[Lines of data]
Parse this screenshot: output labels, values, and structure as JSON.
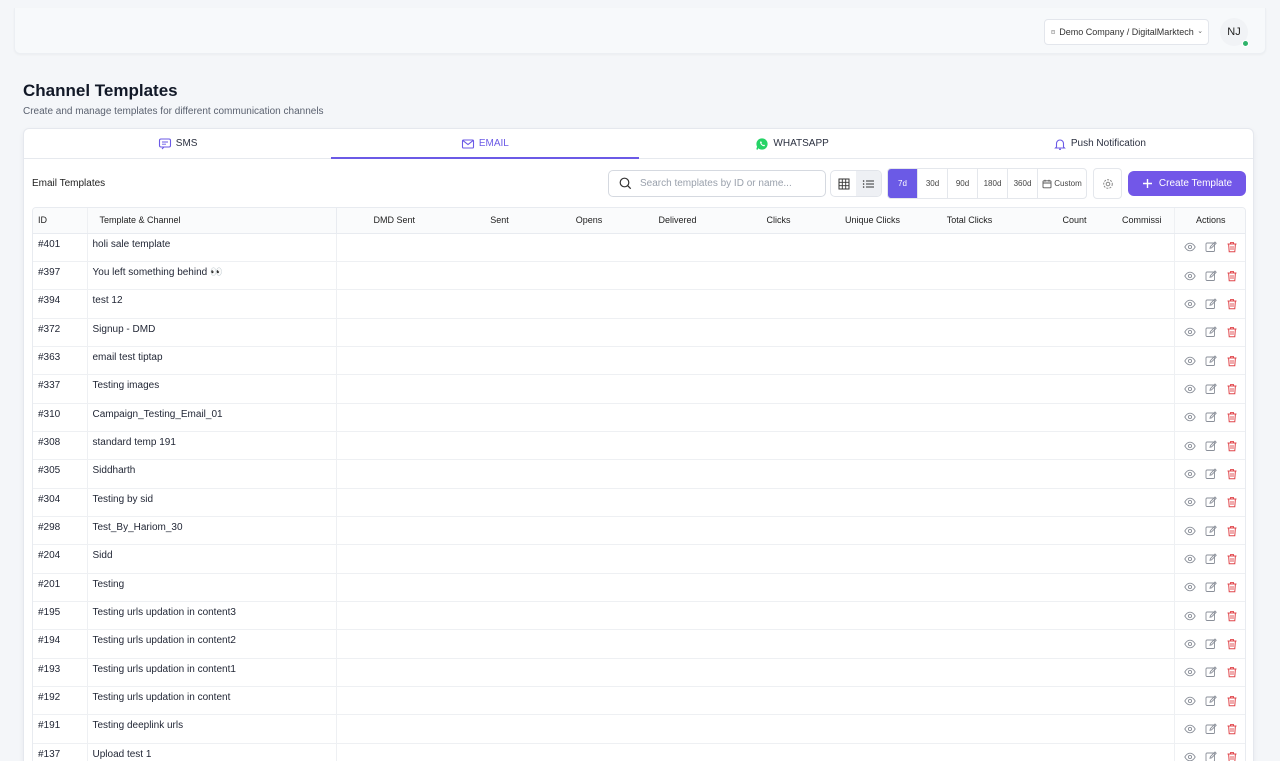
{
  "header": {
    "org_label": "Demo Company / DigitalMarktech",
    "avatar_initials": "NJ",
    "status_color": "#2fb36b"
  },
  "page": {
    "title": "Channel Templates",
    "subtitle": "Create and manage templates for different communication channels"
  },
  "tabs": [
    {
      "label": "SMS",
      "icon": "message-icon",
      "active": false
    },
    {
      "label": "EMAIL",
      "icon": "mail-icon",
      "active": true
    },
    {
      "label": "WHATSAPP",
      "icon": "whatsapp-icon",
      "active": false
    },
    {
      "label": "Push Notification",
      "icon": "bell-icon",
      "active": false
    }
  ],
  "toolbar": {
    "section_label": "Email Templates",
    "search_placeholder": "Search templates by ID or name...",
    "ranges": [
      "7d",
      "30d",
      "90d",
      "180d",
      "360d"
    ],
    "custom_label": "Custom",
    "create_label": "Create Template",
    "accent_color": "#7257e8"
  },
  "table": {
    "columns": [
      "ID",
      "Template & Channel",
      "DMD Sent",
      "Sent",
      "Opens",
      "Delivered",
      "Clicks",
      "Unique Clicks",
      "Total Clicks",
      "Count",
      "Commissi",
      "Actions"
    ],
    "rows": [
      {
        "id": "#401",
        "name": "holi sale template"
      },
      {
        "id": "#397",
        "name": "You left something behind 👀"
      },
      {
        "id": "#394",
        "name": "test 12"
      },
      {
        "id": "#372",
        "name": "Signup - DMD"
      },
      {
        "id": "#363",
        "name": "email test tiptap"
      },
      {
        "id": "#337",
        "name": "Testing images"
      },
      {
        "id": "#310",
        "name": "Campaign_Testing_Email_01"
      },
      {
        "id": "#308",
        "name": "standard temp 191"
      },
      {
        "id": "#305",
        "name": "Siddharth"
      },
      {
        "id": "#304",
        "name": "Testing by sid"
      },
      {
        "id": "#298",
        "name": "Test_By_Hariom_30"
      },
      {
        "id": "#204",
        "name": "Sidd"
      },
      {
        "id": "#201",
        "name": "Testing"
      },
      {
        "id": "#195",
        "name": "Testing urls updation in content3"
      },
      {
        "id": "#194",
        "name": "Testing urls updation in content2"
      },
      {
        "id": "#193",
        "name": "Testing urls updation in content1"
      },
      {
        "id": "#192",
        "name": "Testing urls updation in content"
      },
      {
        "id": "#191",
        "name": "Testing deeplink urls"
      },
      {
        "id": "#137",
        "name": "Upload test 1"
      }
    ]
  }
}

◆ To do: Count how many lines in the data contain the word "icon", giving the number without comment.

◆ Result of the task: 4